● Task to complete
Check each line of the data for "color" and select those that have it.

● Supplied information
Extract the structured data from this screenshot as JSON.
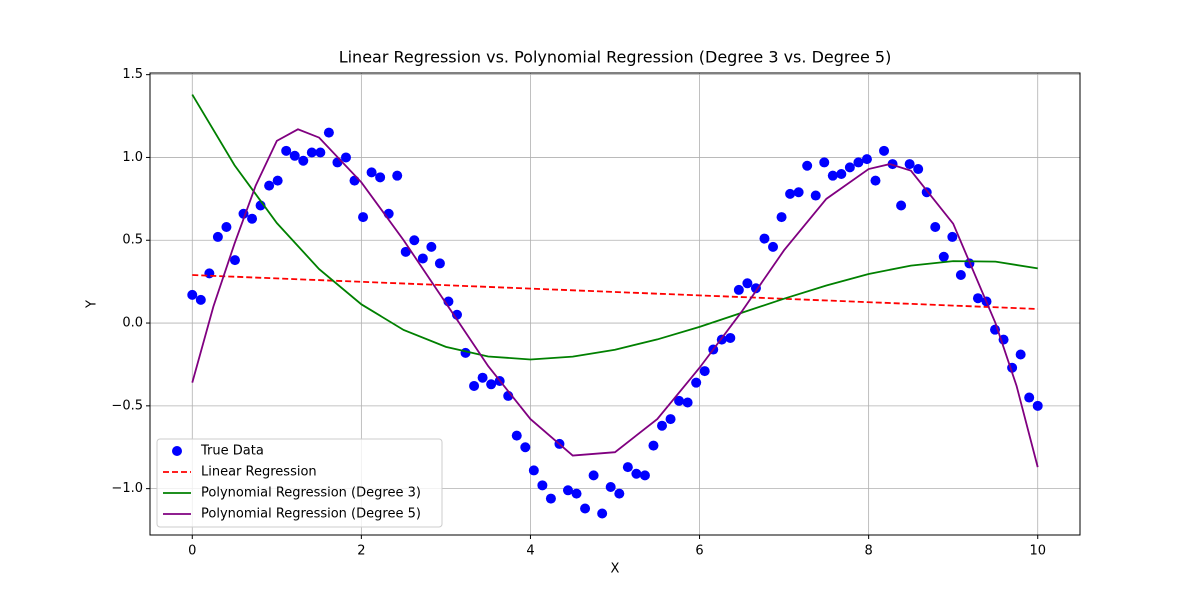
{
  "chart_data": {
    "type": "scatter",
    "title": "Linear Regression vs. Polynomial Regression (Degree 3 vs. Degree 5)",
    "x_label": "X",
    "y_label": "Y",
    "xlim": [
      -0.5,
      10.5
    ],
    "ylim": [
      -1.28,
      1.51
    ],
    "xticks": [
      0,
      2,
      4,
      6,
      8,
      10
    ],
    "yticks": [
      {
        "value": -1.0,
        "label": "−1.0"
      },
      {
        "value": -0.5,
        "label": "−0.5"
      },
      {
        "value": 0.0,
        "label": "0.0"
      },
      {
        "value": 0.5,
        "label": "0.5"
      },
      {
        "value": 1.0,
        "label": "1.0"
      },
      {
        "value": 1.5,
        "label": "1.5"
      }
    ],
    "grid": true,
    "legend": "lower left",
    "series": [
      {
        "name": "True Data",
        "type": "scatter",
        "color": "#0000ff",
        "x": [
          0,
          0.101,
          0.202,
          0.303,
          0.404,
          0.505,
          0.606,
          0.707,
          0.808,
          0.909,
          1.01,
          1.111,
          1.212,
          1.313,
          1.414,
          1.515,
          1.616,
          1.717,
          1.818,
          1.919,
          2.02,
          2.121,
          2.222,
          2.323,
          2.424,
          2.525,
          2.626,
          2.727,
          2.828,
          2.929,
          3.03,
          3.131,
          3.232,
          3.333,
          3.434,
          3.535,
          3.636,
          3.737,
          3.838,
          3.939,
          4.04,
          4.141,
          4.242,
          4.343,
          4.444,
          4.545,
          4.646,
          4.747,
          4.848,
          4.949,
          5.051,
          5.152,
          5.253,
          5.354,
          5.455,
          5.556,
          5.657,
          5.758,
          5.859,
          5.96,
          6.061,
          6.162,
          6.263,
          6.364,
          6.465,
          6.566,
          6.667,
          6.768,
          6.869,
          6.97,
          7.071,
          7.172,
          7.273,
          7.374,
          7.475,
          7.576,
          7.677,
          7.778,
          7.879,
          7.98,
          8.081,
          8.182,
          8.283,
          8.384,
          8.485,
          8.586,
          8.687,
          8.788,
          8.889,
          8.99,
          9.091,
          9.192,
          9.293,
          9.394,
          9.495,
          9.596,
          9.697,
          9.798,
          9.899,
          10
        ],
        "values": [
          0.17,
          0.14,
          0.3,
          0.52,
          0.58,
          0.38,
          0.66,
          0.63,
          0.71,
          0.83,
          0.86,
          1.04,
          1.01,
          0.98,
          1.03,
          1.03,
          1.15,
          0.97,
          1.0,
          0.86,
          0.64,
          0.91,
          0.88,
          0.66,
          0.89,
          0.43,
          0.5,
          0.39,
          0.46,
          0.36,
          0.13,
          0.05,
          -0.18,
          -0.38,
          -0.33,
          -0.37,
          -0.35,
          -0.44,
          -0.68,
          -0.75,
          -0.89,
          -0.98,
          -1.06,
          -0.73,
          -1.01,
          -1.03,
          -1.12,
          -0.92,
          -1.15,
          -0.99,
          -1.03,
          -0.87,
          -0.91,
          -0.92,
          -0.74,
          -0.62,
          -0.58,
          -0.47,
          -0.48,
          -0.36,
          -0.29,
          -0.16,
          -0.1,
          -0.09,
          0.2,
          0.24,
          0.21,
          0.51,
          0.46,
          0.64,
          0.78,
          0.79,
          0.95,
          0.77,
          0.97,
          0.89,
          0.9,
          0.94,
          0.97,
          0.99,
          0.86,
          1.04,
          0.96,
          0.71,
          0.96,
          0.93,
          0.79,
          0.58,
          0.4,
          0.52,
          0.29,
          0.36,
          0.15,
          0.13,
          -0.04,
          -0.1,
          -0.27,
          -0.19,
          -0.45,
          -0.5
        ]
      },
      {
        "name": "Linear Regression",
        "type": "line",
        "linestyle": "dashed",
        "color": "#ff0000",
        "x": [
          0,
          10
        ],
        "values": [
          0.29,
          0.085
        ]
      },
      {
        "name": "Polynomial Regression (Degree 3)",
        "type": "line",
        "linestyle": "solid",
        "color": "#008000",
        "x": [
          0,
          0.5,
          1,
          1.5,
          2,
          2.5,
          3,
          3.5,
          4,
          4.5,
          5,
          5.5,
          6,
          6.5,
          7,
          7.5,
          8,
          8.5,
          9,
          9.5,
          10
        ],
        "values": [
          1.38,
          0.953,
          0.604,
          0.326,
          0.113,
          -0.042,
          -0.144,
          -0.202,
          -0.22,
          -0.203,
          -0.161,
          -0.099,
          -0.023,
          0.062,
          0.147,
          0.227,
          0.296,
          0.347,
          0.374,
          0.371,
          0.33
        ]
      },
      {
        "name": "Polynomial Regression (Degree 5)",
        "type": "line",
        "linestyle": "solid",
        "color": "#800080",
        "x": [
          0,
          0.25,
          0.5,
          0.75,
          1,
          1.25,
          1.5,
          2,
          2.5,
          3,
          3.5,
          4,
          4.5,
          5,
          5.5,
          6,
          6.5,
          7,
          7.5,
          8,
          8.25,
          8.5,
          9,
          9.5,
          9.75,
          10
        ],
        "values": [
          -0.36,
          0.1,
          0.48,
          0.83,
          1.1,
          1.17,
          1.12,
          0.85,
          0.5,
          0.12,
          -0.26,
          -0.58,
          -0.8,
          -0.78,
          -0.58,
          -0.27,
          0.07,
          0.44,
          0.75,
          0.93,
          0.96,
          0.92,
          0.6,
          0.0,
          -0.38,
          -0.87
        ]
      }
    ]
  }
}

● Solved problem
        "color": "#0000ff",
        "color": "#ff0000",
        "color": "#008000",
        "color": "#800080",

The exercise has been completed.